PROVIDED RECORDS
* BEGIN *

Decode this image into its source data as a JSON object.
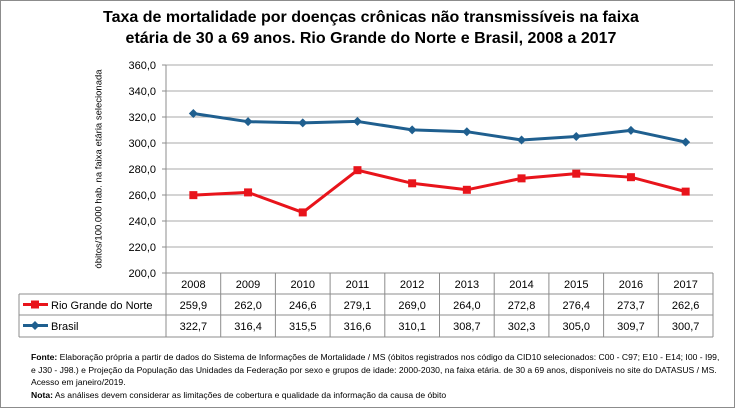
{
  "chart_data": {
    "type": "line",
    "title": "Taxa de mortalidade por doenças crônicas não transmissíveis na faixa etária de 30 a  69 anos. Rio Grande do Norte e Brasil, 2008 a 2017",
    "xlabel": "",
    "ylabel": "óbitos/100.000 hab. na faixa etária selecionada",
    "ylim": [
      200,
      360
    ],
    "yticks": [
      "200,0",
      "220,0",
      "240,0",
      "260,0",
      "280,0",
      "300,0",
      "320,0",
      "340,0",
      "360,0"
    ],
    "categories": [
      "2008",
      "2009",
      "2010",
      "2011",
      "2012",
      "2013",
      "2014",
      "2015",
      "2016",
      "2017"
    ],
    "series": [
      {
        "name": "Rio Grande do Norte",
        "color": "#e8141b",
        "marker": "square",
        "values": [
          259.9,
          262.0,
          246.6,
          279.1,
          269.0,
          264.0,
          272.8,
          276.4,
          273.7,
          262.6
        ],
        "labels": [
          "259,9",
          "262,0",
          "246,6",
          "279,1",
          "269,0",
          "264,0",
          "272,8",
          "276,4",
          "273,7",
          "262,6"
        ]
      },
      {
        "name": "Brasil",
        "color": "#1f5f8f",
        "marker": "diamond",
        "values": [
          322.7,
          316.4,
          315.5,
          316.6,
          310.1,
          308.7,
          302.3,
          305.0,
          309.7,
          300.7
        ],
        "labels": [
          "322,7",
          "316,4",
          "315,5",
          "316,6",
          "310,1",
          "308,7",
          "302,3",
          "305,0",
          "309,7",
          "300,7"
        ]
      }
    ],
    "grid": "horizontal",
    "legend": "data-table"
  },
  "notes": {
    "fonte_label": "Fonte:",
    "fonte_text": " Elaboração própria a partir de dados do Sistema de Informações de Mortalidade / MS (óbitos registrados nos código da CID10 selecionados: C00 - C97; E10 - E14; I00 - I99, e J30 - J98.) e Projeção da População das Unidades da Federação por sexo e grupos de idade: 2000-2030, na faixa etária. de 30 a 69 anos, disponíveis no site do DATASUS / MS.  Acesso em janeiro/2019.",
    "nota_label": "Nota:",
    "nota_text": "  As análises devem considerar as limitações de cobertura e qualidade da informação da causa de óbito"
  }
}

* END *

WHAT IS BEING ASKED
Select and copy every line of the listing with the word "faixa".

CORRECT OUTPUT
    "title": "Taxa de mortalidade por doenças crônicas não transmissíveis na faixa etária de 30 a  69 anos. Rio Grande do Norte e Brasil, 2008 a 2017",
    "ylabel": "óbitos/100.000 hab. na faixa etária selecionada",
    "fonte_text": " Elaboração própria a partir de dados do Sistema de Informações de Mortalidade / MS (óbitos registrados nos código da CID10 selecionados: C00 - C97; E10 - E14; I00 - I99, e J30 - J98.) e Projeção da População das Unidades da Federação por sexo e grupos de idade: 2000-2030, na faixa etária. de 30 a 69 anos, disponíveis no site do DATASUS / MS.  Acesso em janeiro/2019.",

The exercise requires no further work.